Go over the entries below line by line, copying each one that contains the word "mnemonic".
# DATA FOR PROCESSING start
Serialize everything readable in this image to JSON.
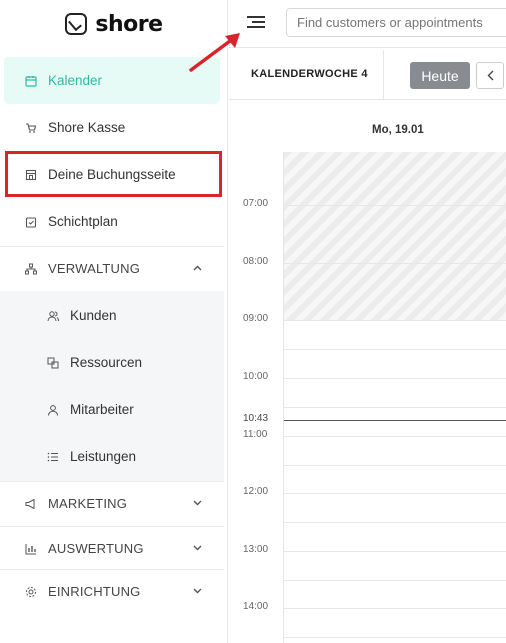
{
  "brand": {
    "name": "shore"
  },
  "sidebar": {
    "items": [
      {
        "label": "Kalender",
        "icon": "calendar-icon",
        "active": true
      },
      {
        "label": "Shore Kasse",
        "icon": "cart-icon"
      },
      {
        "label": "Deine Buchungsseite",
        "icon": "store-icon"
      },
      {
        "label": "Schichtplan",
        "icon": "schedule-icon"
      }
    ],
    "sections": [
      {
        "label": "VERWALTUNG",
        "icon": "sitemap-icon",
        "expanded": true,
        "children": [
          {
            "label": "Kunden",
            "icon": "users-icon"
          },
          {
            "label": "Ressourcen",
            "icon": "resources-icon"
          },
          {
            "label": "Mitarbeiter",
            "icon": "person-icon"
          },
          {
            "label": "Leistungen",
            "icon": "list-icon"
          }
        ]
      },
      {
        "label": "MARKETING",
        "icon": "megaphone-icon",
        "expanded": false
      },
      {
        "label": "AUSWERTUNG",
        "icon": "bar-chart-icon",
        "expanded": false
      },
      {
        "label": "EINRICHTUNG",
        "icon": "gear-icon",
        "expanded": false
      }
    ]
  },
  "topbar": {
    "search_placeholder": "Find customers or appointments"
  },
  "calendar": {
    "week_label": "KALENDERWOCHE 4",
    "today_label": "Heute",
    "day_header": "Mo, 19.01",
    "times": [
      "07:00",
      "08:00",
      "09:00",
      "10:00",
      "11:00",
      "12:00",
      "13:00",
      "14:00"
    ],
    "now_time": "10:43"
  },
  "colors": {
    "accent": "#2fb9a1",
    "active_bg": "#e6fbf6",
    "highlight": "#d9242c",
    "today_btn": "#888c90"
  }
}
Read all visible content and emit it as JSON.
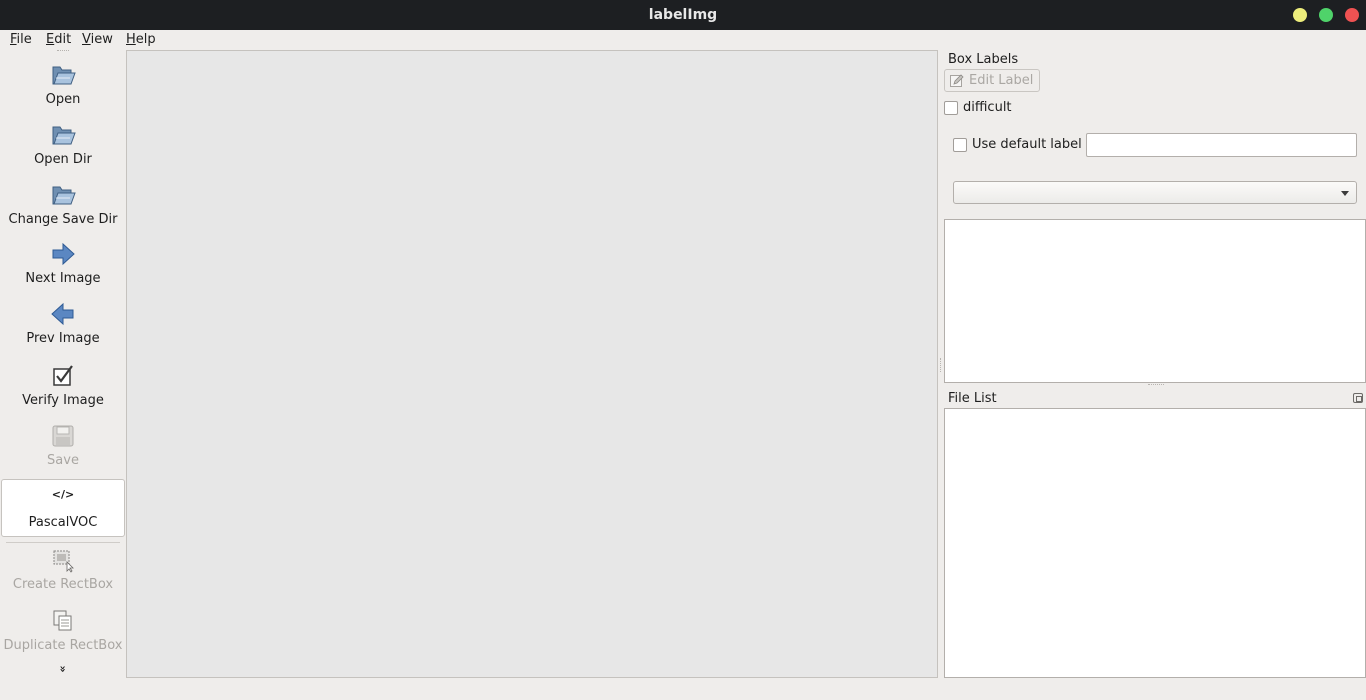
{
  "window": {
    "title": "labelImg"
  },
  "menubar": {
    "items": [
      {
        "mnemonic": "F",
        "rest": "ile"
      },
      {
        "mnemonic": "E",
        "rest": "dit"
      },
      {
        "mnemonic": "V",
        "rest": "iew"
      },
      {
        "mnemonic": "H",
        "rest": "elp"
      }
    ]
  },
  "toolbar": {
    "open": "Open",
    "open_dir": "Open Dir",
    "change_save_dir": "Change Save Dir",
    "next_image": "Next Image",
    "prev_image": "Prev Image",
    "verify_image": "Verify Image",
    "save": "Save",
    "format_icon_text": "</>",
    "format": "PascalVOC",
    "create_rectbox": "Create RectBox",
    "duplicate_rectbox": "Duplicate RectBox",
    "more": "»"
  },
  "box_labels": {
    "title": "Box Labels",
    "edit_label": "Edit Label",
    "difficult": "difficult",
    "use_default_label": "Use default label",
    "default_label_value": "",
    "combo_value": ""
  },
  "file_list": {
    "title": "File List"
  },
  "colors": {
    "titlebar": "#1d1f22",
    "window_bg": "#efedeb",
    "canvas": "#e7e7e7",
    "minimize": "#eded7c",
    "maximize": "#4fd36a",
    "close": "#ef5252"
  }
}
# DATA FOR PROCESSING end
**TASK RESPONSE:**
        "mnemonic": "F",
        "mnemonic": "E",
        "mnemonic": "V",
        "mnemonic": "H",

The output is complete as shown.